> _Problem to solve_
Copy out all lines that hold "Schedules".

(Stored data)
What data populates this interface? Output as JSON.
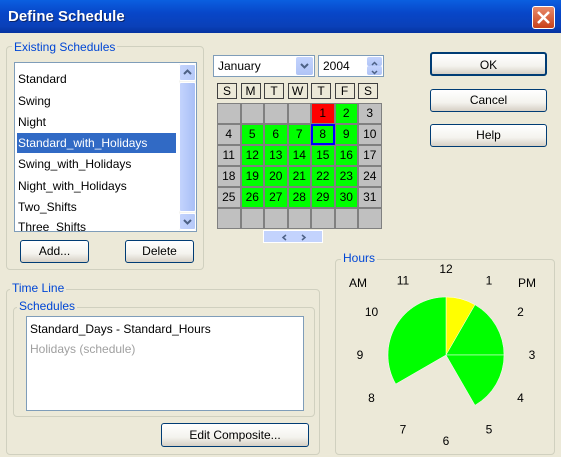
{
  "window": {
    "title": "Define Schedule"
  },
  "existing": {
    "legend": "Existing Schedules",
    "items": [
      "Standard",
      "Swing",
      "Night",
      "Standard_with_Holidays",
      "Swing_with_Holidays",
      "Night_with_Holidays",
      "Two_Shifts",
      "Three_Shifts"
    ],
    "selected_index": 3,
    "add_label": "Add...",
    "delete_label": "Delete"
  },
  "calendar": {
    "month": "January",
    "year": "2004",
    "weekday_headers": [
      "S",
      "M",
      "T",
      "W",
      "T",
      "F",
      "S"
    ],
    "weeks": [
      [
        "",
        "",
        "",
        "",
        "1",
        "2",
        "3"
      ],
      [
        "4",
        "5",
        "6",
        "7",
        "8",
        "9",
        "10"
      ],
      [
        "11",
        "12",
        "13",
        "14",
        "15",
        "16",
        "17"
      ],
      [
        "18",
        "19",
        "20",
        "21",
        "22",
        "23",
        "24"
      ],
      [
        "25",
        "26",
        "27",
        "28",
        "29",
        "30",
        "31"
      ],
      [
        "",
        "",
        "",
        "",
        "",
        "",
        ""
      ]
    ],
    "red_days": [
      "1"
    ],
    "green_days": [
      "2",
      "5",
      "6",
      "7",
      "8",
      "9",
      "12",
      "13",
      "14",
      "15",
      "16",
      "19",
      "20",
      "21",
      "22",
      "23",
      "26",
      "27",
      "28",
      "29",
      "30"
    ],
    "selected_day": "8",
    "colors": {
      "green": "#00FF00",
      "red": "#FF0000",
      "gray": "#C0C0C0",
      "selected_border": "#0000FF"
    }
  },
  "buttons": {
    "ok": "OK",
    "cancel": "Cancel",
    "help": "Help"
  },
  "timeline": {
    "legend": "Time Line",
    "schedules_legend": "Schedules",
    "items": [
      "Standard_Days - Standard_Hours",
      "Holidays (schedule)"
    ],
    "edit_label": "Edit Composite..."
  },
  "hours": {
    "legend": "Hours",
    "am_label": "AM",
    "pm_label": "PM",
    "labels": [
      "12",
      "1",
      "2",
      "3",
      "4",
      "5",
      "6",
      "7",
      "8",
      "9",
      "10",
      "11"
    ],
    "colors": {
      "active": "#00FF00",
      "highlight": "#FFFF00"
    }
  }
}
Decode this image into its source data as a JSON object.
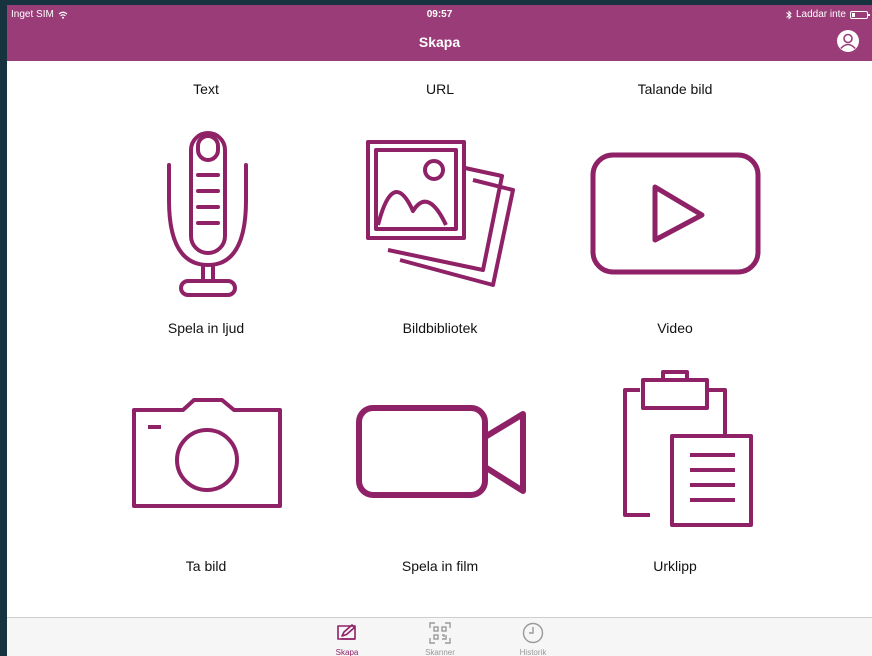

> _Task result_
    "legend": "Existing Schedules",
    "schedules_legend": "Schedules",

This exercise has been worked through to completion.